## start Records for this exercise

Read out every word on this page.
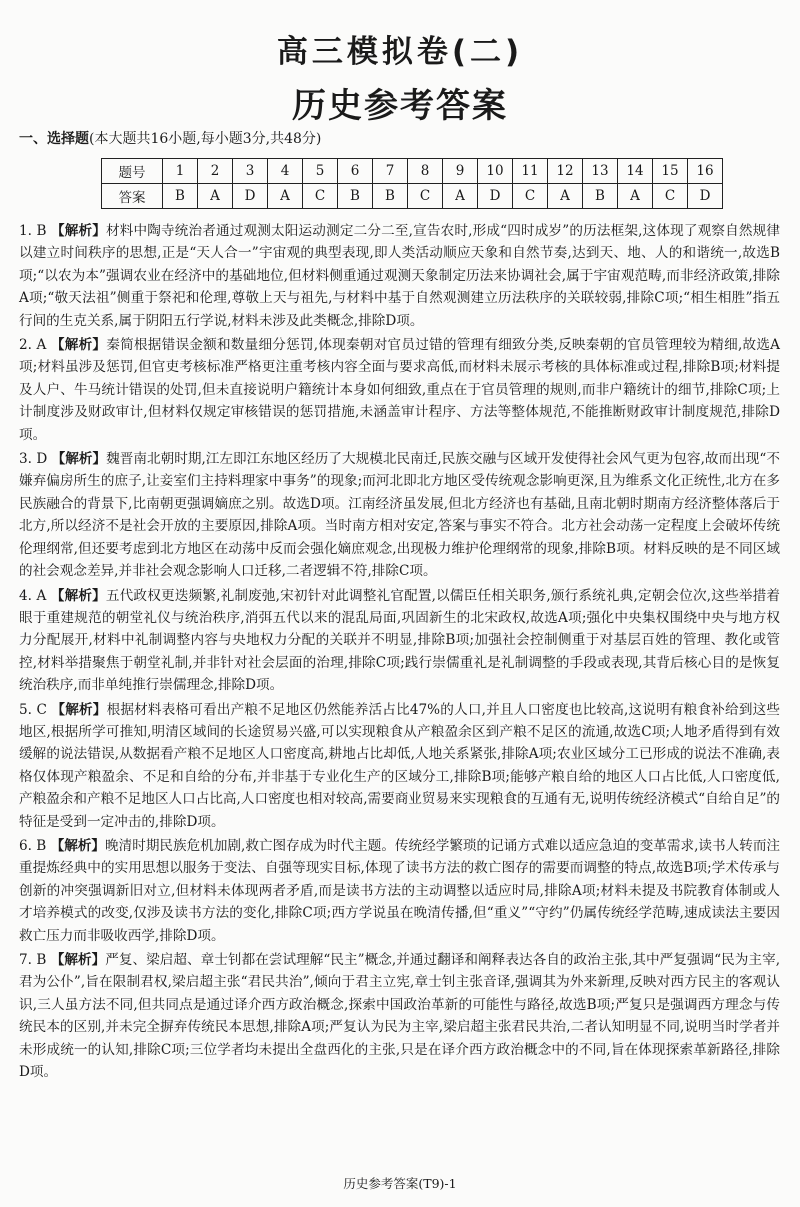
高三模拟卷(二)
历史参考答案
一、选择题(本大题共16小题,每小题3分,共48分)
题号	1	2	3	4	5	6	7	8	9	10	11	12	13	14	15	16
答案	B	A	D	A	C	B	B	C	A	D	C	A	B	A	C	D
1. B 【解析】材料中陶寺统治者通过观测太阳运动测定二分二至,宣告农时,形成“四时成岁”的历法框架,这体现了观察自然规律以建立时间秩序的思想,正是“天人合一”宇宙观的典型表现,即人类活动顺应天象和自然节奏,达到天、地、人的和谐统一,故选B项;“以农为本”强调农业在经济中的基础地位,但材料侧重通过观测天象制定历法来协调社会,属于宇宙观范畴,而非经济政策,排除A项;“敬天法祖”侧重于祭祀和伦理,尊敬上天与祖先,与材料中基于自然观测建立历法秩序的关联较弱,排除C项;“相生相胜”指五行间的生克关系,属于阴阳五行学说,材料未涉及此类概念,排除D项。
2. A 【解析】秦简根据错误金额和数量细分惩罚,体现秦朝对官员过错的管理有细致分类,反映秦朝的官员管理较为精细,故选A项;材料虽涉及惩罚,但官吏考核标准严格更注重考核内容全面与要求高低,而材料未展示考核的具体标准或过程,排除B项;材料提及人户、牛马统计错误的处罚,但未直接说明户籍统计本身如何细致,重点在于官员管理的规则,而非户籍统计的细节,排除C项;上计制度涉及财政审计,但材料仅规定审核错误的惩罚措施,未涵盖审计程序、方法等整体规范,不能推断财政审计制度规范,排除D项。
3. D 【解析】魏晋南北朝时期,江左即江东地区经历了大规模北民南迁,民族交融与区域开发使得社会风气更为包容,故而出现“不嫌弃偏房所生的庶子,让妾室们主持料理家中事务”的现象;而河北即北方地区受传统观念影响更深,且为维系文化正统性,北方在多民族融合的背景下,比南朝更强调嫡庶之别。故选D项。江南经济虽发展,但北方经济也有基础,且南北朝时期南方经济整体落后于北方,所以经济不是社会开放的主要原因,排除A项。当时南方相对安定,答案与事实不符合。北方社会动荡一定程度上会破坏传统伦理纲常,但还要考虑到北方地区在动荡中反而会强化嫡庶观念,出现极力维护伦理纲常的现象,排除B项。材料反映的是不同区域的社会观念差异,并非社会观念影响人口迁移,二者逻辑不符,排除C项。
4. A 【解析】五代政权更迭频繁,礼制废弛,宋初针对此调整礼官配置,以儒臣任相关职务,颁行系统礼典,定朝会位次,这些举措着眼于重建规范的朝堂礼仪与统治秩序,消弭五代以来的混乱局面,巩固新生的北宋政权,故选A项;强化中央集权围绕中央与地方权力分配展开,材料中礼制调整内容与央地权力分配的关联并不明显,排除B项;加强社会控制侧重于对基层百姓的管理、教化或管控,材料举措聚焦于朝堂礼制,并非针对社会层面的治理,排除C项;践行崇儒重礼是礼制调整的手段或表现,其背后核心目的是恢复统治秩序,而非单纯推行崇儒理念,排除D项。
5. C 【解析】根据材料表格可看出产粮不足地区仍然能养活占比47%的人口,并且人口密度也比较高,这说明有粮食补给到这些地区,根据所学可推知,明清区域间的长途贸易兴盛,可以实现粮食从产粮盈余区到产粮不足区的流通,故选C项;人地矛盾得到有效缓解的说法错误,从数据看产粮不足地区人口密度高,耕地占比却低,人地关系紧张,排除A项;农业区域分工已形成的说法不准确,表格仅体现产粮盈余、不足和自给的分布,并非基于专业化生产的区域分工,排除B项;能够产粮自给的地区人口占比低,人口密度低,产粮盈余和产粮不足地区人口占比高,人口密度也相对较高,需要商业贸易来实现粮食的互通有无,说明传统经济模式“自给自足”的特征是受到一定冲击的,排除D项。
6. B 【解析】晚清时期民族危机加剧,救亡图存成为时代主题。传统经学繁琐的记诵方式难以适应急迫的变革需求,读书人转而注重提炼经典中的实用思想以服务于变法、自强等现实目标,体现了读书方法的救亡图存的需要而调整的特点,故选B项;学术传承与创新的冲突强调新旧对立,但材料未体现两者矛盾,而是读书方法的主动调整以适应时局,排除A项;材料未提及书院教育体制或人才培养模式的改变,仅涉及读书方法的变化,排除C项;西方学说虽在晚清传播,但“重义”“守约”仍属传统经学范畴,速成读法主要因救亡压力而非吸收西学,排除D项。
7. B 【解析】严复、梁启超、章士钊都在尝试理解“民主”概念,并通过翻译和阐释表达各自的政治主张,其中严复强调“民为主宰,君为公仆”,旨在限制君权,梁启超主张“君民共治”,倾向于君主立宪,章士钊主张音译,强调其为外来新理,反映对西方民主的客观认识,三人虽方法不同,但共同点是通过译介西方政治概念,探索中国政治革新的可能性与路径,故选B项;严复只是强调西方理念与传统民本的区别,并未完全摒弃传统民本思想,排除A项;严复认为民为主宰,梁启超主张君民共治,二者认知明显不同,说明当时学者并未形成统一的认知,排除C项;三位学者均未提出全盘西化的主张,只是在译介西方政治概念中的不同,旨在体现探索革新路径,排除D项。
历史参考答案(T9)-1
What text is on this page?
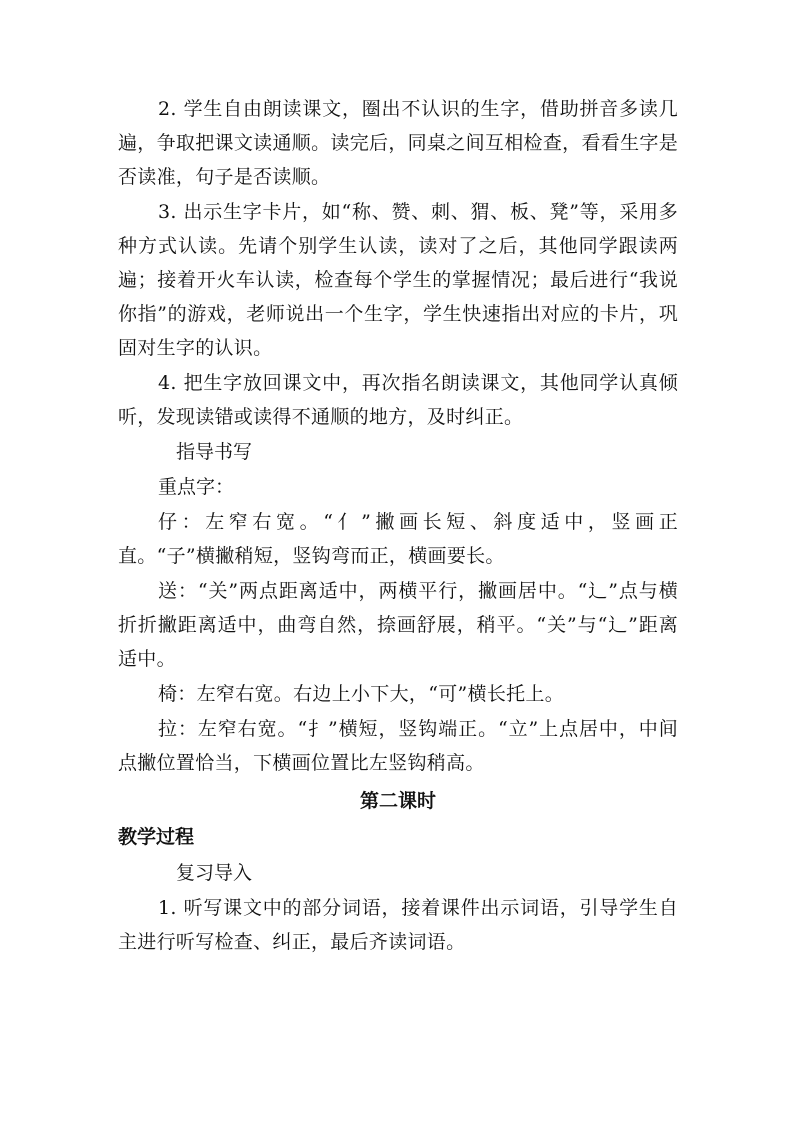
2. 学生自由朗读课文，圈出不认识的生字，借助拼音多读几遍，争取把课文读通顺。读完后，同桌之间互相检查，看看生字是否读准，句子是否读顺。

3. 出示生字卡片，如“称、赞、刺、猬、板、凳”等，采用多种方式认读。先请个别学生认读，读对了之后，其他同学跟读两遍；接着开火车认读，检查每个学生的掌握情况；最后进行“我说你指”的游戏，老师说出一个生字，学生快速指出对应的卡片，巩固对生字的认识。

4. 把生字放回课文中，再次指名朗读课文，其他同学认真倾听，发现读错或读得不通顺的地方，及时纠正。

指导书写
重点字：

仔：左窄右宽。“亻”撇画长短、斜度适中，竖画正直。“子”横撇稍短，竖钩弯而正，横画要长。

送：“关”两点距离适中，两横平行，撇画居中。“辶”点与横折折撇距离适中，曲弯自然，捺画舒展，稍平。“关”与“辶”距离适中。

椅：左窄右宽。右边上小下大，“可”横长托上。

拉：左窄右宽。“扌”横短，竖钩端正。“立”上点居中，中间点撇位置恰当，下横画位置比左竖钩稍高。

第二课时
教学过程
复习导入

1. 听写课文中的部分词语，接着课件出示词语，引导学生自主进行听写检查、纠正，最后齐读词语。
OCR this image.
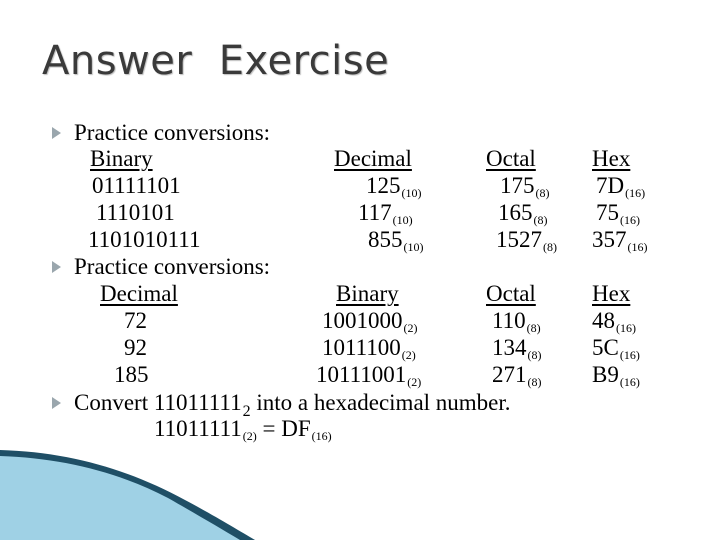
Answer  Exercise
Practice conversions:
Binary	Decimal	Octal Hex
01111101	125(10)	175(8) 7D(16)
1110101	117(10)	165(8) 75(16)
1101010111	855(10)	1527(8) 357(16)
Practice conversions:
Decimal	Binary	Octal Hex
72	1001000(2)	110(8) 48(16)
92	1011100(2)	134(8) 5C(16)
185	10111001(2)	271(8) B9(16)
Convert $11011111_2$ into a hexadecimal number.
11011111(2) = DF(16)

## end Records for this exercise

_Goal_. Skip the images and write out the rest of the listing exactly.

_Answer for the task_.
Read out every word on this page.
高三模拟卷(二)
历史参考答案
一、选择题(本大题共16小题,每小题3分,共48分)
题号	1	2	3	4	5	6	7	8	9	10	11	12	13	14	15	16
答案	B	A	D	A	C	B	B	C	A	D	C	A	B	A	C	D
1. B 【解析】材料中陶寺统治者通过观测太阳运动测定二分二至,宣告农时,形成“四时成岁”的历法框架,这体现了观察自然规律以建立时间秩序的思想,正是“天人合一”宇宙观的典型表现,即人类活动顺应天象和自然节奏,达到天、地、人的和谐统一,故选B项;“以农为本”强调农业在经济中的基础地位,但材料侧重通过观测天象制定历法来协调社会,属于宇宙观范畴,而非经济政策,排除A项;“敬天法祖”侧重于祭祀和伦理,尊敬上天与祖先,与材料中基于自然观测建立历法秩序的关联较弱,排除C项;“相生相胜”指五行间的生克关系,属于阴阳五行学说,材料未涉及此类概念,排除D项。
2. A 【解析】秦简根据错误金额和数量细分惩罚,体现秦朝对官员过错的管理有细致分类,反映秦朝的官员管理较为精细,故选A项;材料虽涉及惩罚,但官吏考核标准严格更注重考核内容全面与要求高低,而材料未展示考核的具体标准或过程,排除B项;材料提及人户、牛马统计错误的处罚,但未直接说明户籍统计本身如何细致,重点在于官员管理的规则,而非户籍统计的细节,排除C项;上计制度涉及财政审计,但材料仅规定审核错误的惩罚措施,未涵盖审计程序、方法等整体规范,不能推断财政审计制度规范,排除D项。
3. D 【解析】魏晋南北朝时期,江左即江东地区经历了大规模北民南迁,民族交融与区域开发使得社会风气更为包容,故而出现“不嫌弃偏房所生的庶子,让妾室们主持料理家中事务”的现象;而河北即北方地区受传统观念影响更深,且为维系文化正统性,北方在多民族融合的背景下,比南朝更强调嫡庶之别。故选D项。江南经济虽发展,但北方经济也有基础,且南北朝时期南方经济整体落后于北方,所以经济不是社会开放的主要原因,排除A项。当时南方相对安定,答案与事实不符合。北方社会动荡一定程度上会破坏传统伦理纲常,但还要考虑到北方地区在动荡中反而会强化嫡庶观念,出现极力维护伦理纲常的现象,排除B项。材料反映的是不同区域的社会观念差异,并非社会观念影响人口迁移,二者逻辑不符,排除C项。
4. A 【解析】五代政权更迭频繁,礼制废弛,宋初针对此调整礼官配置,以儒臣任相关职务,颁行系统礼典,定朝会位次,这些举措着眼于重建规范的朝堂礼仪与统治秩序,消弭五代以来的混乱局面,巩固新生的北宋政权,故选A项;强化中央集权围绕中央与地方权力分配展开,材料中礼制调整内容与央地权力分配的关联并不明显,排除B项;加强社会控制侧重于对基层百姓的管理、教化或管控,材料举措聚焦于朝堂礼制,并非针对社会层面的治理,排除C项;践行崇儒重礼是礼制调整的手段或表现,其背后核心目的是恢复统治秩序,而非单纯推行崇儒理念,排除D项。
5. C 【解析】根据材料表格可看出产粮不足地区仍然能养活占比47%的人口,并且人口密度也比较高,这说明有粮食补给到这些地区,根据所学可推知,明清区域间的长途贸易兴盛,可以实现粮食从产粮盈余区到产粮不足区的流通,故选C项;人地矛盾得到有效缓解的说法错误,从数据看产粮不足地区人口密度高,耕地占比却低,人地关系紧张,排除A项;农业区域分工已形成的说法不准确,表格仅体现产粮盈余、不足和自给的分布,并非基于专业化生产的区域分工,排除B项;能够产粮自给的地区人口占比低,人口密度低,产粮盈余和产粮不足地区人口占比高,人口密度也相对较高,需要商业贸易来实现粮食的互通有无,说明传统经济模式“自给自足”的特征是受到一定冲击的,排除D项。
6. B 【解析】晚清时期民族危机加剧,救亡图存成为时代主题。传统经学繁琐的记诵方式难以适应急迫的变革需求,读书人转而注重提炼经典中的实用思想以服务于变法、自强等现实目标,体现了读书方法的救亡图存的需要而调整的特点,故选B项;学术传承与创新的冲突强调新旧对立,但材料未体现两者矛盾,而是读书方法的主动调整以适应时局,排除A项;材料未提及书院教育体制或人才培养模式的改变,仅涉及读书方法的变化,排除C项;西方学说虽在晚清传播,但“重义”“守约”仍属传统经学范畴,速成读法主要因救亡压力而非吸收西学,排除D项。
7. B 【解析】严复、梁启超、章士钊都在尝试理解“民主”概念,并通过翻译和阐释表达各自的政治主张,其中严复强调“民为主宰,君为公仆”,旨在限制君权,梁启超主张“君民共治”,倾向于君主立宪,章士钊主张音译,强调其为外来新理,反映对西方民主的客观认识,三人虽方法不同,但共同点是通过译介西方政治概念,探索中国政治革新的可能性与路径,故选B项;严复只是强调西方理念与传统民本的区别,并未完全摒弃传统民本思想,排除A项;严复认为民为主宰,梁启超主张君民共治,二者认知明显不同,说明当时学者并未形成统一的认知,排除C项;三位学者均未提出全盘西化的主张,只是在译介西方政治概念中的不同,旨在体现探索革新路径,排除D项。
历史参考答案(T9)-1
What text is on this page?
2. 学生自由朗读课文，圈出不认识的生字，借助拼音多读几遍，争取把课文读通顺。读完后，同桌之间互相检查，看看生字是否读准，句子是否读顺。

3. 出示生字卡片，如“称、赞、刺、猬、板、凳”等，采用多种方式认读。先请个别学生认读，读对了之后，其他同学跟读两遍；接着开火车认读，检查每个学生的掌握情况；最后进行“我说你指”的游戏，老师说出一个生字，学生快速指出对应的卡片，巩固对生字的认识。

4. 把生字放回课文中，再次指名朗读课文，其他同学认真倾听，发现读错或读得不通顺的地方，及时纠正。

指导书写
重点字：

仔：左窄右宽。“亻”撇画长短、斜度适中，竖画正直。“子”横撇稍短，竖钩弯而正，横画要长。

送：“关”两点距离适中，两横平行，撇画居中。“辶”点与横折折撇距离适中，曲弯自然，捺画舒展，稍平。“关”与“辶”距离适中。

椅：左窄右宽。右边上小下大，“可”横长托上。

拉：左窄右宽。“扌”横短，竖钩端正。“立”上点居中，中间点撇位置恰当，下横画位置比左竖钩稍高。

第二课时
教学过程
复习导入

1. 听写课文中的部分词语，接着课件出示词语，引导学生自主进行听写检查、纠正，最后齐读词语。
OCR this image.
Answer  Exercise
Practice conversions:
Binary	Decimal	Octal Hex
01111101	125(10)	175(8) 7D(16)
1110101	117(10)	165(8) 75(16)
1101010111	855(10)	1527(8) 357(16)
Practice conversions:
Decimal	Binary	Octal Hex
72	1001000(2)	110(8) 48(16)
92	1011100(2)	134(8) 5C(16)
185	10111001(2)	271(8) B9(16)
Convert $11011111_2$ into a hexadecimal number.
11011111(2) = DF(16)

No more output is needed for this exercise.